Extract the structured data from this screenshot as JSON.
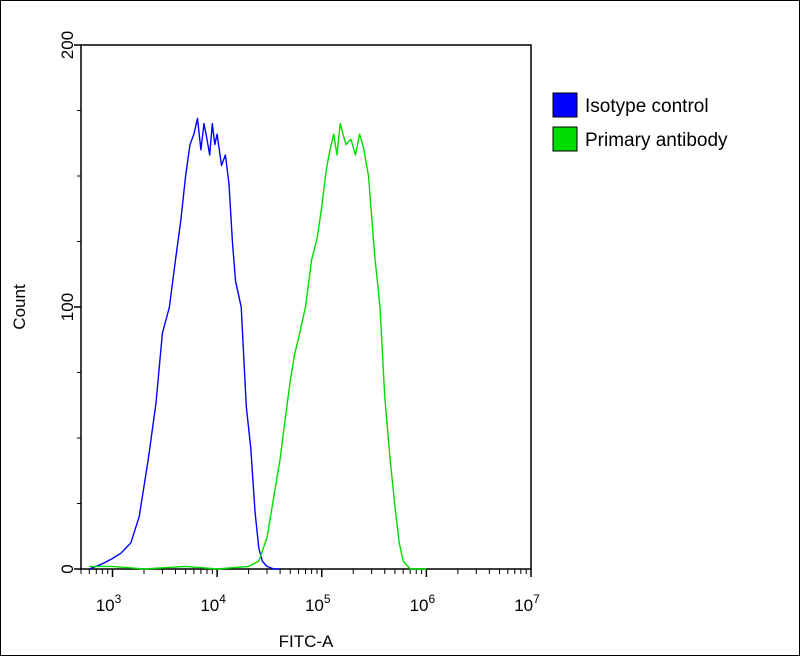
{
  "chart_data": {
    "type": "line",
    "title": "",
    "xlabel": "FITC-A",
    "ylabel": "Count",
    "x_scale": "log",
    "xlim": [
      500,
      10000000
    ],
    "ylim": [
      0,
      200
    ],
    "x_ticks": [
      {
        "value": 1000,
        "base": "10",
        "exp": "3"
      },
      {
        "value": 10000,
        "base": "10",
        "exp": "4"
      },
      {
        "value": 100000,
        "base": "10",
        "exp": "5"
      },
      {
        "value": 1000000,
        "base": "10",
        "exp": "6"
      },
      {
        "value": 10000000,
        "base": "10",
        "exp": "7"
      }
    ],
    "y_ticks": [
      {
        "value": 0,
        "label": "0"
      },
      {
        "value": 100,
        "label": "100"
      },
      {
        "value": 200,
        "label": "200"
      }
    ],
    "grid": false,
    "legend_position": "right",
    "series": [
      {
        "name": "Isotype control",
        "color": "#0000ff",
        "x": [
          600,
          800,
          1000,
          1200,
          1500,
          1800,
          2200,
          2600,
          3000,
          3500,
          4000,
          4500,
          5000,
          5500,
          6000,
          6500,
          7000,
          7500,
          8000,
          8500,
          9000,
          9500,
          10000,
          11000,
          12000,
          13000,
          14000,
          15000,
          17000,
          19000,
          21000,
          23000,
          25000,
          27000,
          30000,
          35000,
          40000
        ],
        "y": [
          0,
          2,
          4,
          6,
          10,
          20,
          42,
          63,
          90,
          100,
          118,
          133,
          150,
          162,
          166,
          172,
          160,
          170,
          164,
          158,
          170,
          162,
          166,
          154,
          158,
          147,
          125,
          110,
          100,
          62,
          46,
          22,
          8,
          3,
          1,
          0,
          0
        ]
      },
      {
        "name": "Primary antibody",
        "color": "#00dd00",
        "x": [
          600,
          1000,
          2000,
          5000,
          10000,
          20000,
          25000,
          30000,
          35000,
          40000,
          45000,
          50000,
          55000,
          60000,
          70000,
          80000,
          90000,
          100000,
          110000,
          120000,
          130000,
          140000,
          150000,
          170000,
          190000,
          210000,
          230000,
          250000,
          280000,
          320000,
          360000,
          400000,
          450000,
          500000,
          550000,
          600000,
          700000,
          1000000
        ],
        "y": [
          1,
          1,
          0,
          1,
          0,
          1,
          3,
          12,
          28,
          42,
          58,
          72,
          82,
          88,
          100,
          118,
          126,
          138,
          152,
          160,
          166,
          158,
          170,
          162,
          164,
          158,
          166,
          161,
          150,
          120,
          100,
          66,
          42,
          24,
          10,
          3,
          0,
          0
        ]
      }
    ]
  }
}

Description of the task =>
Above are records; count the lines among them that include the word "name", and give only the number.

Completed exercise =>
2